(Task statement):
Reproduce every line of the items below verbatim, keeping each line in its original order.

(Given information):
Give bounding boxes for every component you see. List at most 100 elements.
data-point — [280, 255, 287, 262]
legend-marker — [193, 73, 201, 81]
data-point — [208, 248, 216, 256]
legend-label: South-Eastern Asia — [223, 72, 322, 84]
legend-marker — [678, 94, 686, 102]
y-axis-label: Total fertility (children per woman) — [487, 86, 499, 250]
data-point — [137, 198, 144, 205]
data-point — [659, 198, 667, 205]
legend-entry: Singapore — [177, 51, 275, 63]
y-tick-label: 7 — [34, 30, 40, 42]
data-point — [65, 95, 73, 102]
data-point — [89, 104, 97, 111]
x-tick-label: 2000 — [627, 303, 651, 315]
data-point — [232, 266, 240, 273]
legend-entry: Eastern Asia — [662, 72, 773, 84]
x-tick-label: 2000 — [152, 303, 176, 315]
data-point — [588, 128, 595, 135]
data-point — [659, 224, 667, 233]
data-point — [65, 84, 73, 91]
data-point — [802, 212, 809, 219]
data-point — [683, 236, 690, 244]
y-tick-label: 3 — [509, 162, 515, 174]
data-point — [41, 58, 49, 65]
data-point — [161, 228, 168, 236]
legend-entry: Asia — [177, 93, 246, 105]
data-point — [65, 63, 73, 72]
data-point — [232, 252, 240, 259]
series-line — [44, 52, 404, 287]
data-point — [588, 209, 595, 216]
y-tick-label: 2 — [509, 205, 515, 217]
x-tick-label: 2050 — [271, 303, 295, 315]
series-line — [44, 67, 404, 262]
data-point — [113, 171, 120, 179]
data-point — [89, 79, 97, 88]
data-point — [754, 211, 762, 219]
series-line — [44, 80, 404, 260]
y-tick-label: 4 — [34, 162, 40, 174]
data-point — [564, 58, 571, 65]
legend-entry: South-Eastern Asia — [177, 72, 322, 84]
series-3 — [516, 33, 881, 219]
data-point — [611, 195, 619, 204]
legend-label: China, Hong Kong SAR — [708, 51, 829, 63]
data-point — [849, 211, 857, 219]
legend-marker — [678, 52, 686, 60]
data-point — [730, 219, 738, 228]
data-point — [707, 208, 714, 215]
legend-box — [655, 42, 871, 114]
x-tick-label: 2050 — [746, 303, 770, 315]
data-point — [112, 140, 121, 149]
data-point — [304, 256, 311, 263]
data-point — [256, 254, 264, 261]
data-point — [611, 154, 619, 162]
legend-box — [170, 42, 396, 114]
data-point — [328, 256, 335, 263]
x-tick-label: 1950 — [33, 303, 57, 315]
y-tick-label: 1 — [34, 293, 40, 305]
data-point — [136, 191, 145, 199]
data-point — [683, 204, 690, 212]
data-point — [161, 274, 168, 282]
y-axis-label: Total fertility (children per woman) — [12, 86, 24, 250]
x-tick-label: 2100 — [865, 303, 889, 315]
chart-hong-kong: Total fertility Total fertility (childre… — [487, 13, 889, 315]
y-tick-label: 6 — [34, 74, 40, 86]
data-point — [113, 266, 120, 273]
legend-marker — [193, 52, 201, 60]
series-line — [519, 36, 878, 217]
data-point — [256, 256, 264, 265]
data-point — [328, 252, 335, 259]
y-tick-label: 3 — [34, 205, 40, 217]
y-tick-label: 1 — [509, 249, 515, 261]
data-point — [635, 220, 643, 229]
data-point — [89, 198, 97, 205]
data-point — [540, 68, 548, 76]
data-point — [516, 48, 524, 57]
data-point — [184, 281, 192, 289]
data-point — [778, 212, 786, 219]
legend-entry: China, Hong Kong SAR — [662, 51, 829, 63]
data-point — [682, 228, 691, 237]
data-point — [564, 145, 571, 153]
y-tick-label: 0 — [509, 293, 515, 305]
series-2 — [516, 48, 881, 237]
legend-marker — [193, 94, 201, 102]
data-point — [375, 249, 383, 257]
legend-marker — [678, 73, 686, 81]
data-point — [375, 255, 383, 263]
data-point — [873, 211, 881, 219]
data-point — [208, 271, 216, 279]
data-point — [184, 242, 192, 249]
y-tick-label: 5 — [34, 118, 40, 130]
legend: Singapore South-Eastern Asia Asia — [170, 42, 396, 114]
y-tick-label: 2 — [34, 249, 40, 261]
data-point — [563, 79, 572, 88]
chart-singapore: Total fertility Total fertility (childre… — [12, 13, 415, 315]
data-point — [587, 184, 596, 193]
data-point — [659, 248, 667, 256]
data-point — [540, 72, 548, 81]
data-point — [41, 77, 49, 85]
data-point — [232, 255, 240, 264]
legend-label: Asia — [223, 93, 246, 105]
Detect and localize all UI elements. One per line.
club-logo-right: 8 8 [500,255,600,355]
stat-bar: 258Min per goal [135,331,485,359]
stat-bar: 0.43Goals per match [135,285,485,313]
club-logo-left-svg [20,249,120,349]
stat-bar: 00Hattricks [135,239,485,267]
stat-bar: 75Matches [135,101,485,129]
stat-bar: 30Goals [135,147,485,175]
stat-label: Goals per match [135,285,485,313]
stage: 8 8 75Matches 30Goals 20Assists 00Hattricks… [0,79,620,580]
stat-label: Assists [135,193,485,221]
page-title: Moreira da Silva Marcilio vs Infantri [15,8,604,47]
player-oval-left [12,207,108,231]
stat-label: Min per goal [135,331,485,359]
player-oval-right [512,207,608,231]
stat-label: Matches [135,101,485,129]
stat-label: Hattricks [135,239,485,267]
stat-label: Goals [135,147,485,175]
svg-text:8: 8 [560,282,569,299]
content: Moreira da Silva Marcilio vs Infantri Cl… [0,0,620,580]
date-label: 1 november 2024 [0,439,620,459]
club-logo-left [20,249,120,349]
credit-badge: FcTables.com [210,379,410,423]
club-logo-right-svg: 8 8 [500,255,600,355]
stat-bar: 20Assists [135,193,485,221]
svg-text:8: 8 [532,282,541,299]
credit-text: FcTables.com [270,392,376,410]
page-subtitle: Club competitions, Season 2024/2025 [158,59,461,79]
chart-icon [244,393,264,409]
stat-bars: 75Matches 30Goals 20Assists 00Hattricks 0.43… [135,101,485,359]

(The completed task):
Give bounding boxes for every component you see. List at most 100 elements.
data-point — [280, 255, 287, 262]
legend-marker — [193, 73, 201, 81]
data-point — [208, 248, 216, 256]
legend-label: South-Eastern Asia — [223, 72, 322, 84]
legend-marker — [678, 94, 686, 102]
y-axis-label: Total fertility (children per woman) — [487, 86, 499, 250]
data-point — [137, 198, 144, 205]
data-point — [659, 198, 667, 205]
legend-entry: Singapore — [177, 51, 275, 63]
y-tick-label: 7 — [34, 30, 40, 42]
data-point — [65, 95, 73, 102]
data-point — [89, 104, 97, 111]
x-tick-label: 2000 — [627, 303, 651, 315]
data-point — [232, 266, 240, 273]
legend-entry: Eastern Asia — [662, 72, 773, 84]
x-tick-label: 2000 — [152, 303, 176, 315]
data-point — [588, 128, 595, 135]
data-point — [659, 224, 667, 233]
data-point — [65, 84, 73, 91]
data-point — [802, 212, 809, 219]
data-point — [683, 236, 690, 244]
y-tick-label: 3 — [509, 162, 515, 174]
data-point — [41, 58, 49, 65]
data-point — [161, 228, 168, 236]
legend-entry: Asia — [177, 93, 246, 105]
data-point — [65, 63, 73, 72]
data-point — [232, 252, 240, 259]
series-line — [44, 52, 404, 287]
data-point — [588, 209, 595, 216]
y-tick-label: 2 — [509, 205, 515, 217]
x-tick-label: 2050 — [271, 303, 295, 315]
series-line — [44, 67, 404, 262]
data-point — [113, 171, 120, 179]
data-point — [89, 79, 97, 88]
data-point — [754, 211, 762, 219]
series-line — [44, 80, 404, 260]
y-tick-label: 4 — [34, 162, 40, 174]
data-point — [564, 58, 571, 65]
legend-entry: South-Eastern Asia — [177, 72, 322, 84]
series-3 — [516, 33, 881, 219]
data-point — [611, 195, 619, 204]
legend-label: China, Hong Kong SAR — [708, 51, 829, 63]
data-point — [849, 211, 857, 219]
legend-marker — [678, 52, 686, 60]
data-point — [730, 219, 738, 228]
data-point — [707, 208, 714, 215]
legend-box — [655, 42, 871, 114]
x-tick-label: 2050 — [746, 303, 770, 315]
data-point — [112, 140, 121, 149]
data-point — [304, 256, 311, 263]
data-point — [256, 254, 264, 261]
data-point — [611, 154, 619, 162]
legend-box — [170, 42, 396, 114]
data-point — [328, 256, 335, 263]
x-tick-label: 1950 — [33, 303, 57, 315]
y-tick-label: 1 — [34, 293, 40, 305]
data-point — [136, 191, 145, 199]
data-point — [683, 204, 690, 212]
data-point — [161, 274, 168, 282]
y-axis-label: Total fertility (children per woman) — [12, 86, 24, 250]
x-tick-label: 2100 — [865, 303, 889, 315]
chart-hong-kong: Total fertility Total fertility (childre… — [487, 13, 889, 315]
y-tick-label: 6 — [34, 74, 40, 86]
data-point — [113, 266, 120, 273]
legend-marker — [193, 52, 201, 60]
series-line — [519, 36, 878, 217]
data-point — [256, 256, 264, 265]
data-point — [328, 252, 335, 259]
y-tick-label: 3 — [34, 205, 40, 217]
y-tick-label: 1 — [509, 249, 515, 261]
data-point — [635, 220, 643, 229]
data-point — [89, 198, 97, 205]
data-point — [540, 68, 548, 76]
data-point — [516, 48, 524, 57]
data-point — [184, 281, 192, 289]
data-point — [778, 212, 786, 219]
legend-entry: China, Hong Kong SAR — [662, 51, 829, 63]
data-point — [682, 228, 691, 237]
data-point — [564, 145, 571, 153]
y-tick-label: 0 — [509, 293, 515, 305]
series-2 — [516, 48, 881, 237]
legend-marker — [193, 94, 201, 102]
data-point — [375, 249, 383, 257]
legend-marker — [678, 73, 686, 81]
data-point — [375, 255, 383, 263]
data-point — [873, 211, 881, 219]
data-point — [208, 271, 216, 279]
data-point — [184, 242, 192, 249]
y-tick-label: 5 — [34, 118, 40, 130]
legend: Singapore South-Eastern Asia Asia — [170, 42, 396, 114]
y-tick-label: 2 — [34, 249, 40, 261]
data-point — [563, 79, 572, 88]
chart-singapore: Total fertility Total fertility (childre… — [12, 13, 415, 315]
data-point — [587, 184, 596, 193]
data-point — [659, 248, 667, 256]
data-point — [540, 72, 548, 81]
data-point — [41, 77, 49, 85]
data-point — [232, 255, 240, 264]
legend-label: Asia — [223, 93, 246, 105]
Detect and localize all UI elements. One per line.
club-logo-right: 8 8 [500,255,600,355]
stat-bar: 258Min per goal [135,331,485,359]
stat-bar: 0.43Goals per match [135,285,485,313]
club-logo-left-svg [20,249,120,349]
stat-bar: 00Hattricks [135,239,485,267]
stat-bar: 75Matches [135,101,485,129]
stat-bar: 30Goals [135,147,485,175]
stat-label: Goals per match [135,285,485,313]
stage: 8 8 75Matches 30Goals 20Assists 00Hattricks… [0,79,620,580]
stat-label: Assists [135,193,485,221]
page-title: Moreira da Silva Marcilio vs Infantri [15,8,604,47]
player-oval-left [12,207,108,231]
stat-label: Min per goal [135,331,485,359]
player-oval-right [512,207,608,231]
stat-label: Matches [135,101,485,129]
stat-label: Hattricks [135,239,485,267]
stat-label: Goals [135,147,485,175]
svg-text:8: 8 [560,282,569,299]
content: Moreira da Silva Marcilio vs Infantri Cl… [0,0,620,580]
date-label: 1 november 2024 [0,439,620,459]
club-logo-left [20,249,120,349]
credit-badge: FcTables.com [210,379,410,423]
club-logo-right-svg: 8 8 [500,255,600,355]
stat-bar: 20Assists [135,193,485,221]
svg-text:8: 8 [532,282,541,299]
credit-text: FcTables.com [270,392,376,410]
page-subtitle: Club competitions, Season 2024/2025 [158,59,461,79]
chart-icon [244,393,264,409]
stat-bars: 75Matches 30Goals 20Assists 00Hattricks 0.43… [135,101,485,359]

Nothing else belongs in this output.